■ TEXT SEGMENT
Bottomfish fisheries in the Western Pacific Region are small (thousands of pounds caught annually vs. millions of pounds caught in pelagic fisheries), and provide fish mainly to local markets in the four areas. OWT interactions with the bottomfish fisheries are rare, as the fishermen target fish at 300 to 1200 feet, whereas OWT sharks’ preferred habitat is in the upper 500 feet of the water column in the open ocean. The draft BiOp analyzes the potential impact of one OWT mortality every five years in each of the areas. This represents less than 0.0001% of the OWT population estimate of more than 775,000 in the Western and Central Pacific Ocean.

The draft BiOp includes a reasonable and prudent measure (RPM) that requires NMFS to monitor and report on total estimated OWT shark interactions in the bottomfish fisheries. RPMs are non-discretionary measures that are necessary and appropriate to minimize the impacts of incidental take.

While the SSC recognized the need for improved species identification and fishery information, it found the RPM was neither reasonable nor prudent for OWT sharks. Impacts to the species are minimal, and monitoring itself does not reduce impacts of bottomfish fisheries. The SSC also recommended any monitoring of OWT interactions be integrated into existing programs, as it would not be feasible to design an independent monitoring program to detect rare events.

The draft BiOp is one of three outstanding from NMFS, with the others pertaining to the Hawai‘i deep-set longline and American Samoa longline fisheries. The Council will consider the SSC’s review, along with input from the Council’s regional Advisory Panels, at its meeting next week.

The SSC also discussed a NMFS update on the review of the agency’s Serious Injury Determination Policy. NMFS uses the policy to evaluate whether the outcome of a marine mammal interaction with a fishery is likely to lead to a mortality of the animal, such as in the case of false killer whales (FKWs) that may be accidentally hooked and released alive in the Hawai‘i deep-set longline fishery.

■ DATA

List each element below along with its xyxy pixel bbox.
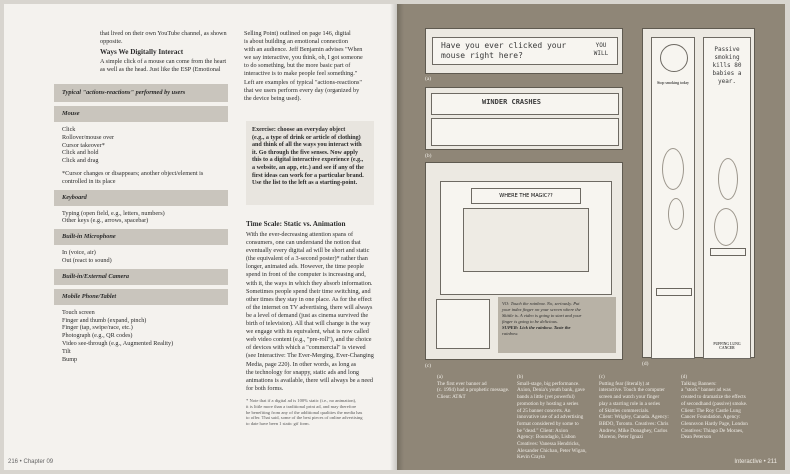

■ EXERCISE SET
1 – In the bottomfish fisheries text, at what depth range do the fishermen target fish?
2 – Retype the part of the bottomfish fisheries text starting with "The draft BiOp is" and going on through "meeting next week.".

■ ANSWERS
1 – 300 to 1200 feet

2 –
The draft BiOp is one of three outstanding from NMFS, with the others pertaining to the Hawai‘i deep-set longline and American Samoa longline fisheries. The Council will consider the SSC’s review, along with input from the Council’s regional Advisory Panels, at its meeting next week.